_SET PROBLEM:_ Write the data out again, exactly as given.

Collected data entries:
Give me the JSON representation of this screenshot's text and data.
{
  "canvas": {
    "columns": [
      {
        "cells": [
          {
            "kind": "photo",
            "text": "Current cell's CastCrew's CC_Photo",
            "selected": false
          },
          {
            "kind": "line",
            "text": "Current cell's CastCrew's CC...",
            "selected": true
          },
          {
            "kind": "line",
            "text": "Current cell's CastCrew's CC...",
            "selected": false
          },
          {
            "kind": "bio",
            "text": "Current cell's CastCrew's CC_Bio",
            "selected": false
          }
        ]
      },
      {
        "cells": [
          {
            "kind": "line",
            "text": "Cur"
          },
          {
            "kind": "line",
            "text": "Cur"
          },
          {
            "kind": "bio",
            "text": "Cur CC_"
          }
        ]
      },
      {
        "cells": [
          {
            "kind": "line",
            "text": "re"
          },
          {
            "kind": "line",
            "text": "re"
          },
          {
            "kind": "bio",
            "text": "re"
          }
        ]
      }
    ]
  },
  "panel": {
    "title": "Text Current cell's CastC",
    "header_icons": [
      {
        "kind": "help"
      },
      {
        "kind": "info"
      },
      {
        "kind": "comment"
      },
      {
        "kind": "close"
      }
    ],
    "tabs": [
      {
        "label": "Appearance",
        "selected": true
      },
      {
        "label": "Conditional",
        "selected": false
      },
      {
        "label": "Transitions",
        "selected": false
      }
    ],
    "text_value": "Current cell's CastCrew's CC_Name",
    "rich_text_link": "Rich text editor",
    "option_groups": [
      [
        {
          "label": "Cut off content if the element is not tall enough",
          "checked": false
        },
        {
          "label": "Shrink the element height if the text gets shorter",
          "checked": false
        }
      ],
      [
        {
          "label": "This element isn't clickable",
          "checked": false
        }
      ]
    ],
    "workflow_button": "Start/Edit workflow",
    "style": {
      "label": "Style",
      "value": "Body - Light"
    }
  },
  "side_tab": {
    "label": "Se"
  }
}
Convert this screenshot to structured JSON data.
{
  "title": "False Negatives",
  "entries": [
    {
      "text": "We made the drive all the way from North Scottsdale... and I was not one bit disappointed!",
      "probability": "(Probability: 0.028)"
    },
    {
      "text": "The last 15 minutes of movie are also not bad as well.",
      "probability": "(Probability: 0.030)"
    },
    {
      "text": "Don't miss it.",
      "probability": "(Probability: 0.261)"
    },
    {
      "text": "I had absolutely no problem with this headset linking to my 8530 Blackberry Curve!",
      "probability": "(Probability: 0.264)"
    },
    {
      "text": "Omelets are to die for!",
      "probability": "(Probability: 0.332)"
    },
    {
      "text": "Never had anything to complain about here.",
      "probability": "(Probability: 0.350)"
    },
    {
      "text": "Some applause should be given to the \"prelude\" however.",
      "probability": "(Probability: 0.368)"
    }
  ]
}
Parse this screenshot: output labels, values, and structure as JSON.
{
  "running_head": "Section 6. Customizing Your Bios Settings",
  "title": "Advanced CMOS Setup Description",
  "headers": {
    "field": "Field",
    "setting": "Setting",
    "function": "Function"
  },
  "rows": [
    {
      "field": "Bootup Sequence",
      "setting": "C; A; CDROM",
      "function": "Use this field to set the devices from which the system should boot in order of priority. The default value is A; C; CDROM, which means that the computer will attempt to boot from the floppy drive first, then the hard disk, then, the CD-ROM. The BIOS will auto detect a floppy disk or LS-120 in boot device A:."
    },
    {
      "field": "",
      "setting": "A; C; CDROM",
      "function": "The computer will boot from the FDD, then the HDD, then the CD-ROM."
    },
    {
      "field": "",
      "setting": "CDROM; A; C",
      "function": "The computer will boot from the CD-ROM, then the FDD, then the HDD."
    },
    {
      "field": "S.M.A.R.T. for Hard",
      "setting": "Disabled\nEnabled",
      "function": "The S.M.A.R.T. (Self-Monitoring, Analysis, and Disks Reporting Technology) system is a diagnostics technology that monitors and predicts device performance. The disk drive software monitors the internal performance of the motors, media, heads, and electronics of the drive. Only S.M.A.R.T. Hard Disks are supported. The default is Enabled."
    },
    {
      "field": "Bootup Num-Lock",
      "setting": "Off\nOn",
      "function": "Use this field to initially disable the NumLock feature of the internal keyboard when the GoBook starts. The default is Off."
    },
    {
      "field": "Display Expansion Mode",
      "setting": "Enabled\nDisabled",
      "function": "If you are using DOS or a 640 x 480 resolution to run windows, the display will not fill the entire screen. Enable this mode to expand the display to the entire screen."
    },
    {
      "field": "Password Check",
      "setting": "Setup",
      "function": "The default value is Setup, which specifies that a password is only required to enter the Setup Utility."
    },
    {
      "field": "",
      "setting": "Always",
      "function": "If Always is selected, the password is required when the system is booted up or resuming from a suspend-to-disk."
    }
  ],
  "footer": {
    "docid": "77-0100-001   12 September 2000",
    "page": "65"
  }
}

_EXERCISE RESPONSE:_
Give me the JSON representation of this screenshot's text and data.
{
  "canvas": {
    "columns": [
      {
        "cells": [
          {
            "kind": "photo",
            "text": "Current cell's CastCrew's CC_Photo",
            "selected": false
          },
          {
            "kind": "line",
            "text": "Current cell's CastCrew's CC...",
            "selected": true
          },
          {
            "kind": "line",
            "text": "Current cell's CastCrew's CC...",
            "selected": false
          },
          {
            "kind": "bio",
            "text": "Current cell's CastCrew's CC_Bio",
            "selected": false
          }
        ]
      },
      {
        "cells": [
          {
            "kind": "line",
            "text": "Cur"
          },
          {
            "kind": "line",
            "text": "Cur"
          },
          {
            "kind": "bio",
            "text": "Cur CC_"
          }
        ]
      },
      {
        "cells": [
          {
            "kind": "line",
            "text": "re"
          },
          {
            "kind": "line",
            "text": "re"
          },
          {
            "kind": "bio",
            "text": "re"
          }
        ]
      }
    ]
  },
  "panel": {
    "title": "Text Current cell's CastC",
    "header_icons": [
      {
        "kind": "help"
      },
      {
        "kind": "info"
      },
      {
        "kind": "comment"
      },
      {
        "kind": "close"
      }
    ],
    "tabs": [
      {
        "label": "Appearance",
        "selected": true
      },
      {
        "label": "Conditional",
        "selected": false
      },
      {
        "label": "Transitions",
        "selected": false
      }
    ],
    "text_value": "Current cell's CastCrew's CC_Name",
    "rich_text_link": "Rich text editor",
    "option_groups": [
      [
        {
          "label": "Cut off content if the element is not tall enough",
          "checked": false
        },
        {
          "label": "Shrink the element height if the text gets shorter",
          "checked": false
        }
      ],
      [
        {
          "label": "This element isn't clickable",
          "checked": false
        }
      ]
    ],
    "workflow_button": "Start/Edit workflow",
    "style": {
      "label": "Style",
      "value": "Body - Light"
    }
  },
  "side_tab": {
    "label": "Se"
  }
}
Convert this screenshot to structured JSON data.
{
  "title": "False Negatives",
  "entries": [
    {
      "text": "We made the drive all the way from North Scottsdale... and I was not one bit disappointed!",
      "probability": "(Probability: 0.028)"
    },
    {
      "text": "The last 15 minutes of movie are also not bad as well.",
      "probability": "(Probability: 0.030)"
    },
    {
      "text": "Don't miss it.",
      "probability": "(Probability: 0.261)"
    },
    {
      "text": "I had absolutely no problem with this headset linking to my 8530 Blackberry Curve!",
      "probability": "(Probability: 0.264)"
    },
    {
      "text": "Omelets are to die for!",
      "probability": "(Probability: 0.332)"
    },
    {
      "text": "Never had anything to complain about here.",
      "probability": "(Probability: 0.350)"
    },
    {
      "text": "Some applause should be given to the \"prelude\" however.",
      "probability": "(Probability: 0.368)"
    }
  ]
}
Parse this screenshot: output labels, values, and structure as JSON.
{
  "running_head": "Section 6. Customizing Your Bios Settings",
  "title": "Advanced CMOS Setup Description",
  "headers": {
    "field": "Field",
    "setting": "Setting",
    "function": "Function"
  },
  "rows": [
    {
      "field": "Bootup Sequence",
      "setting": "C; A; CDROM",
      "function": "Use this field to set the devices from which the system should boot in order of priority. The default value is A; C; CDROM, which means that the computer will attempt to boot from the floppy drive first, then the hard disk, then, the CD-ROM. The BIOS will auto detect a floppy disk or LS-120 in boot device A:."
    },
    {
      "field": "",
      "setting": "A; C; CDROM",
      "function": "The computer will boot from the FDD, then the HDD, then the CD-ROM."
    },
    {
      "field": "",
      "setting": "CDROM; A; C",
      "function": "The computer will boot from the CD-ROM, then the FDD, then the HDD."
    },
    {
      "field": "S.M.A.R.T. for Hard",
      "setting": "Disabled\nEnabled",
      "function": "The S.M.A.R.T. (Self-Monitoring, Analysis, and Disks Reporting Technology) system is a diagnostics technology that monitors and predicts device performance. The disk drive software monitors the internal performance of the motors, media, heads, and electronics of the drive. Only S.M.A.R.T. Hard Disks are supported. The default is Enabled."
    },
    {
      "field": "Bootup Num-Lock",
      "setting": "Off\nOn",
      "function": "Use this field to initially disable the NumLock feature of the internal keyboard when the GoBook starts. The default is Off."
    },
    {
      "field": "Display Expansion Mode",
      "setting": "Enabled\nDisabled",
      "function": "If you are using DOS or a 640 x 480 resolution to run windows, the display will not fill the entire screen. Enable this mode to expand the display to the entire screen."
    },
    {
      "field": "Password Check",
      "setting": "Setup",
      "function": "The default value is Setup, which specifies that a password is only required to enter the Setup Utility."
    },
    {
      "field": "",
      "setting": "Always",
      "function": "If Always is selected, the password is required when the system is booted up or resuming from a suspend-to-disk."
    }
  ],
  "footer": {
    "docid": "77-0100-001   12 September 2000",
    "page": "65"
  }
}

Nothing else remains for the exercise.